EXERCISE BRIEF:
Only the number is wanted: how many lines hold the word "America"?

- - - - -

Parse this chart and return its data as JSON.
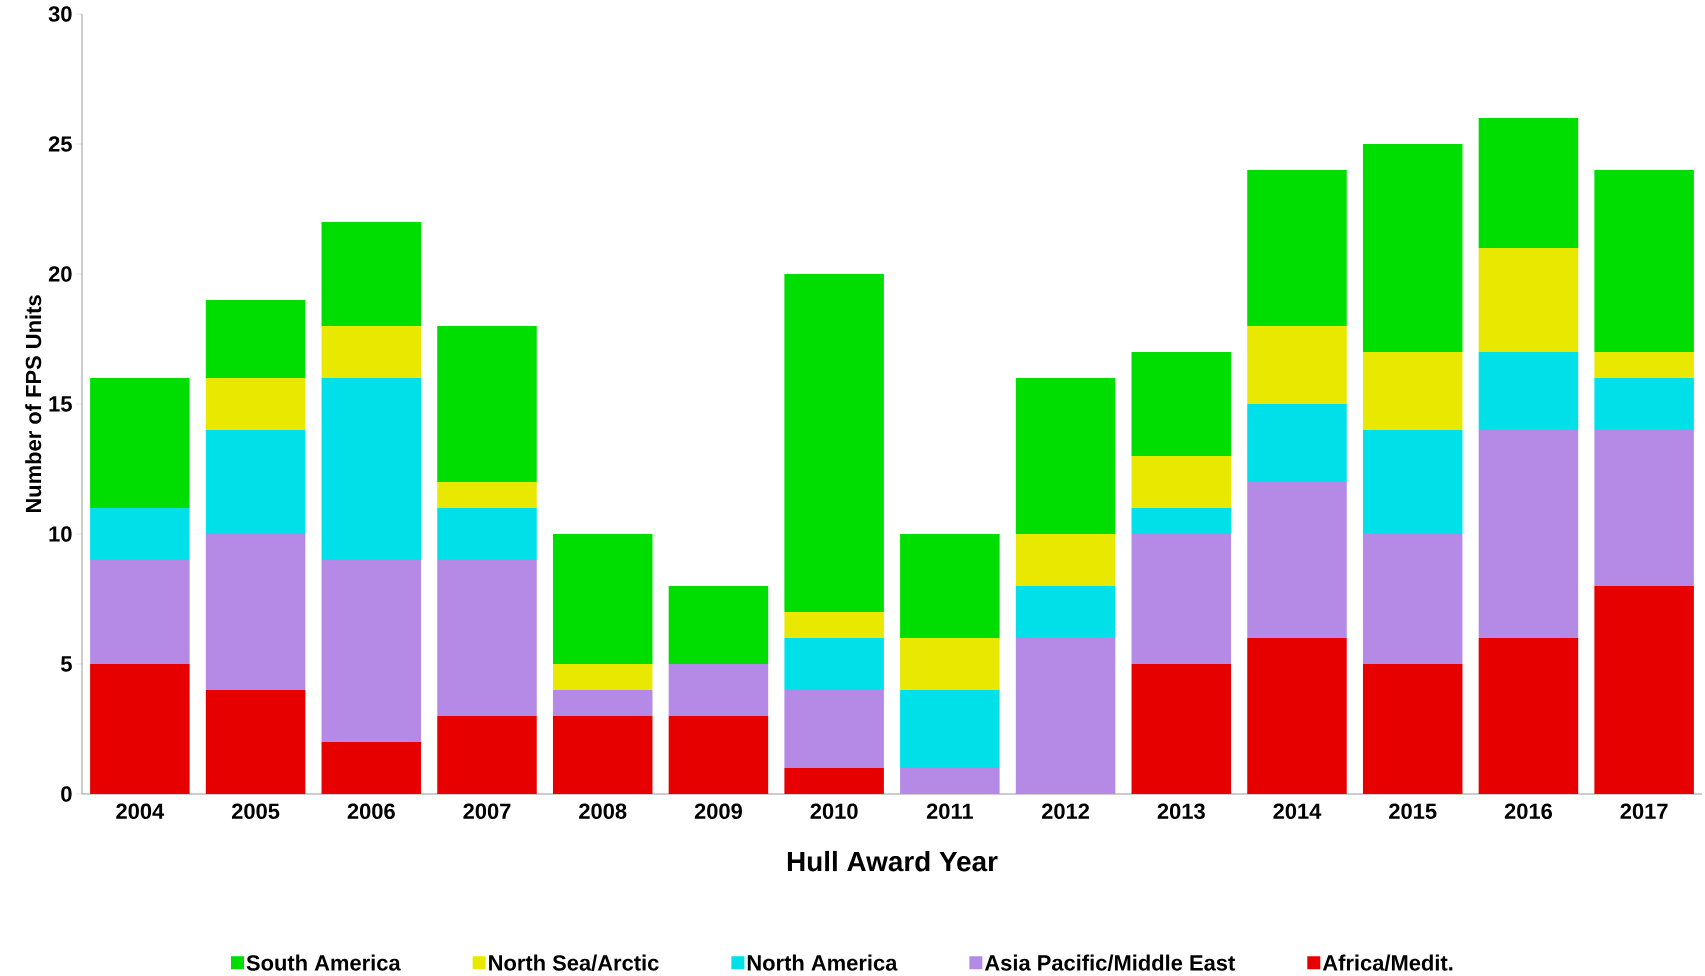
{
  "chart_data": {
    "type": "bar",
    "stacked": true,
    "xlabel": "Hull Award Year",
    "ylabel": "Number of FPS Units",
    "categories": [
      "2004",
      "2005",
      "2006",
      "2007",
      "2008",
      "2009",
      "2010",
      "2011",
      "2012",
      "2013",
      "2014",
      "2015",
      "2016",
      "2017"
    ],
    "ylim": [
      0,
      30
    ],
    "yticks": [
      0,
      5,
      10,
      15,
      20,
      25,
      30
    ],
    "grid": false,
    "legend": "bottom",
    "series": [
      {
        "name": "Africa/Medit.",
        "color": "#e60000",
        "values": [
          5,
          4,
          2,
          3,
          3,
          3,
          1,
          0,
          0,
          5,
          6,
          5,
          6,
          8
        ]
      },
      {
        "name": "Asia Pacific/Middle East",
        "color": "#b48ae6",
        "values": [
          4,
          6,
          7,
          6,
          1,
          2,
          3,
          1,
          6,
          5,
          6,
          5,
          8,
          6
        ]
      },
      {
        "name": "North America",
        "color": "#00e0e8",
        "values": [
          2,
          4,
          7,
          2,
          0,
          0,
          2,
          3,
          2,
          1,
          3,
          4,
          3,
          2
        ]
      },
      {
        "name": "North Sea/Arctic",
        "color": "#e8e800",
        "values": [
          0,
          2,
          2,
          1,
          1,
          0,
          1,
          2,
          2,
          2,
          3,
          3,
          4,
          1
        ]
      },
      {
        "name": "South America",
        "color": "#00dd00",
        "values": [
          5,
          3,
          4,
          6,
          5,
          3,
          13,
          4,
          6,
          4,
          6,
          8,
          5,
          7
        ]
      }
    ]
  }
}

- - - - -

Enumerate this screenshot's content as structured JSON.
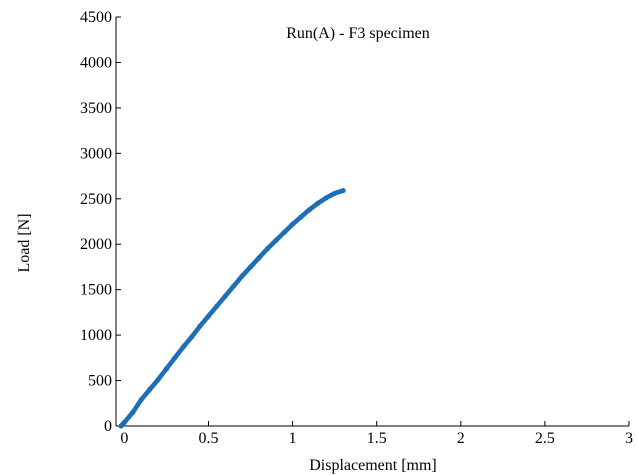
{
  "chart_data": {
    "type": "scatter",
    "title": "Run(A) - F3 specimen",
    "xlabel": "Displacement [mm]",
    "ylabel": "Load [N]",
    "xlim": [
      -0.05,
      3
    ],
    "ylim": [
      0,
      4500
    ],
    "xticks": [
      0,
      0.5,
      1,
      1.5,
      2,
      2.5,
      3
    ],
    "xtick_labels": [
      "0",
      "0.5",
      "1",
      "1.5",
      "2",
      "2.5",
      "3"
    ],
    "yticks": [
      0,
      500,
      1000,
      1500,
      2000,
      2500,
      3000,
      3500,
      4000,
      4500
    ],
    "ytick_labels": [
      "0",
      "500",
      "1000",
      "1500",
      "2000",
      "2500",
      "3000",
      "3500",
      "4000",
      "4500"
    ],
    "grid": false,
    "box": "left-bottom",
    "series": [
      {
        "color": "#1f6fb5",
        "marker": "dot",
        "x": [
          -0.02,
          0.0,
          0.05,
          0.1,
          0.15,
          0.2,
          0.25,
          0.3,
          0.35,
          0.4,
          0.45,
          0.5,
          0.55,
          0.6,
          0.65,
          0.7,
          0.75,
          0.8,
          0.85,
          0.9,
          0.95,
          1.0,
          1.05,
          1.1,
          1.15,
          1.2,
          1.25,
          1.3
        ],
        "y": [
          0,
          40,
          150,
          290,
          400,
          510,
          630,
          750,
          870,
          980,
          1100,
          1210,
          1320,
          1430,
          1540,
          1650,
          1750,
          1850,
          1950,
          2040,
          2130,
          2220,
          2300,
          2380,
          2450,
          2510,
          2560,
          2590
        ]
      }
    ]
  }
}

- - - - -

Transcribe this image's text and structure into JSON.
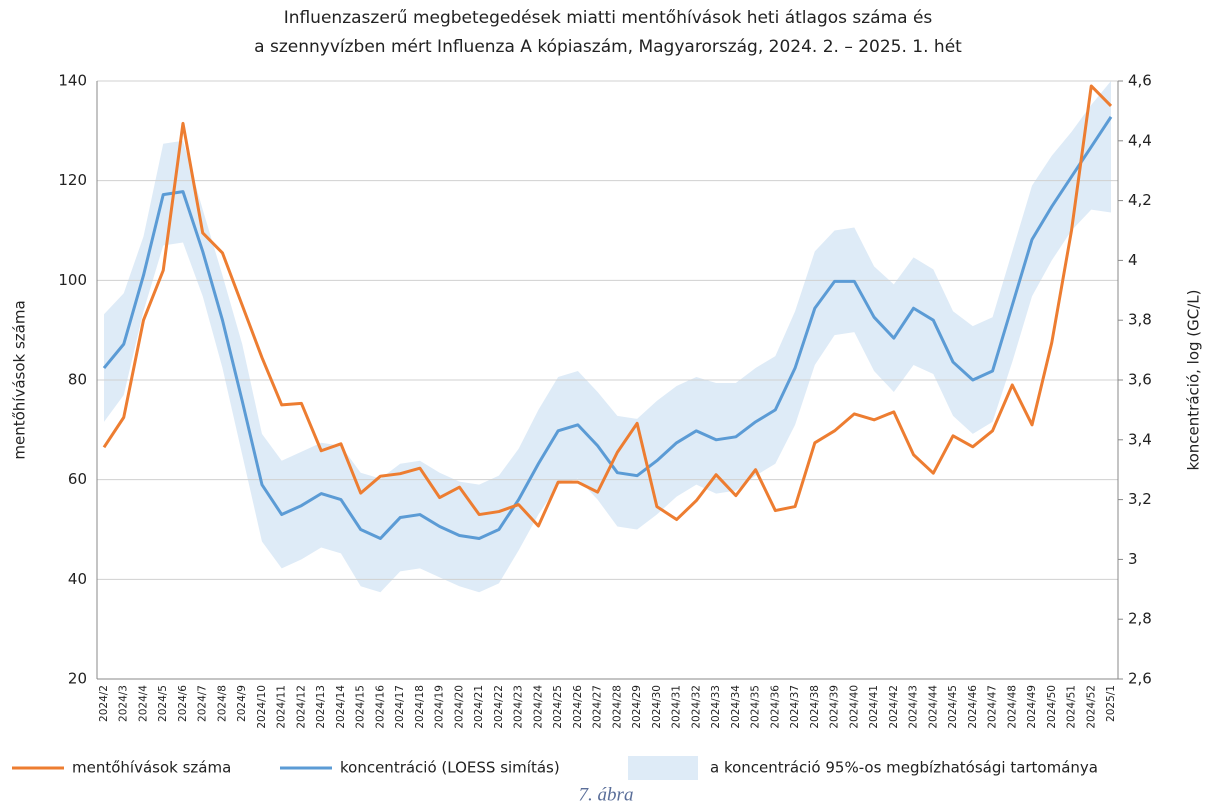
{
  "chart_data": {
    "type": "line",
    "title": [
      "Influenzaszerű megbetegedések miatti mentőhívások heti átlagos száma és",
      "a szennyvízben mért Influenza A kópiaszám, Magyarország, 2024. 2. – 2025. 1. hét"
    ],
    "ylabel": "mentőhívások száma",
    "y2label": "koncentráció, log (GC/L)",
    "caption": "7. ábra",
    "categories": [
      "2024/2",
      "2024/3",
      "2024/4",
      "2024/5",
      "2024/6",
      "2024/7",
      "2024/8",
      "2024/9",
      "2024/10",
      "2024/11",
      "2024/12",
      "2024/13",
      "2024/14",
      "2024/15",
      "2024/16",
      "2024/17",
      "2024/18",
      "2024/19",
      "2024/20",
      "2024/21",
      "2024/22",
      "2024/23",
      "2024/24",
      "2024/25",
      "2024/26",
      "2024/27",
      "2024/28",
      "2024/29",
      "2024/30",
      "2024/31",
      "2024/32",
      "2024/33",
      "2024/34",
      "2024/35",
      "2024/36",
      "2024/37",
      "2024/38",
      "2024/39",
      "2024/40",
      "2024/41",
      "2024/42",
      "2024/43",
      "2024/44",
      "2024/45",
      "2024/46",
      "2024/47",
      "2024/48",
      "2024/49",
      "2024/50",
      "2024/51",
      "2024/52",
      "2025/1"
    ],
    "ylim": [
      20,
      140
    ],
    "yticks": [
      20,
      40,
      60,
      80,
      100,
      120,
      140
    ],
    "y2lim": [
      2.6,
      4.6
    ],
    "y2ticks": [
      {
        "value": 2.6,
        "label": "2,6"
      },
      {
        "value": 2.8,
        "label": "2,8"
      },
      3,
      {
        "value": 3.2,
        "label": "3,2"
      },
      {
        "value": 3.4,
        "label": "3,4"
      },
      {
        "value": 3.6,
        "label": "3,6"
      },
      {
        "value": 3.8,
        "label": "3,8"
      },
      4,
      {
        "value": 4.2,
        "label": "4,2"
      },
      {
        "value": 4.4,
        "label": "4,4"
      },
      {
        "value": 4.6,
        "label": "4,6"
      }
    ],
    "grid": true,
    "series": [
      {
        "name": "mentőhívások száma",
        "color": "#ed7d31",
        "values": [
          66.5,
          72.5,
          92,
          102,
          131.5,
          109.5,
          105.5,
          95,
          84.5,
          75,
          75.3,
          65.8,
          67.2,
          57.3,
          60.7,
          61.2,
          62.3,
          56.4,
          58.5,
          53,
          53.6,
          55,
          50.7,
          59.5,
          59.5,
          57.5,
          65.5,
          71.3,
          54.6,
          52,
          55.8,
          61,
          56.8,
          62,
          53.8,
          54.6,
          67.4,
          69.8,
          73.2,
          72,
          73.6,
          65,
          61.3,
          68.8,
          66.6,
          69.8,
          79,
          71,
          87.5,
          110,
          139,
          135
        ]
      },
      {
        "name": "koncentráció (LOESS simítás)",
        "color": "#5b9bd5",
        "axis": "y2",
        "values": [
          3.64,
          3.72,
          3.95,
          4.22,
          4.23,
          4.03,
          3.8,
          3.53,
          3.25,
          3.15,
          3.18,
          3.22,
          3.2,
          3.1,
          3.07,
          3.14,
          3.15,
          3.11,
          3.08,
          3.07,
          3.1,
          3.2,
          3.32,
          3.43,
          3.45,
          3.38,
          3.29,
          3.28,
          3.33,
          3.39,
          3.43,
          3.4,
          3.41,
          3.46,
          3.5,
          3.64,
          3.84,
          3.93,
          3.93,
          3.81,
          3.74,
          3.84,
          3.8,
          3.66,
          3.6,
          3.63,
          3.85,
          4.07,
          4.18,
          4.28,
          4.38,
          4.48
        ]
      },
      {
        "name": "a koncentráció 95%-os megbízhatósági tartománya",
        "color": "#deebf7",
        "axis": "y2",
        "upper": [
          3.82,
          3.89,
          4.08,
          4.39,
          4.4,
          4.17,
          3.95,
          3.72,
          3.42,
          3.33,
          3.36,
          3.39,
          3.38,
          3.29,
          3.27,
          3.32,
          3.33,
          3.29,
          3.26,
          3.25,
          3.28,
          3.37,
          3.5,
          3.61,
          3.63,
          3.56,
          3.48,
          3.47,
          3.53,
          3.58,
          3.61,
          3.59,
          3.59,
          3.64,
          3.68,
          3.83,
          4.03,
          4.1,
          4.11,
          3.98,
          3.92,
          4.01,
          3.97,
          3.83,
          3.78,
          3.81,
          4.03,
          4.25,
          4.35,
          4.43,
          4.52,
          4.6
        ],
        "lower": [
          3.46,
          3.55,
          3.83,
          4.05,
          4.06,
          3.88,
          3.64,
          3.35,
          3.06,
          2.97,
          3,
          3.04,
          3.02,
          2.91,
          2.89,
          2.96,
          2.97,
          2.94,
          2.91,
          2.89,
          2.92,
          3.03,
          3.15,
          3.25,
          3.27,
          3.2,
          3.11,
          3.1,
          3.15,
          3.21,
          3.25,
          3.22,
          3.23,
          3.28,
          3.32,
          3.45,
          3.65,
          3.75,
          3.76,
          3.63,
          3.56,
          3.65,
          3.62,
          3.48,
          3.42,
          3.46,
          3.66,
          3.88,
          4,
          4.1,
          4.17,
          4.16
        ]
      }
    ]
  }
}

- - - - -

OUTPUT OF THE EXERCISE:
2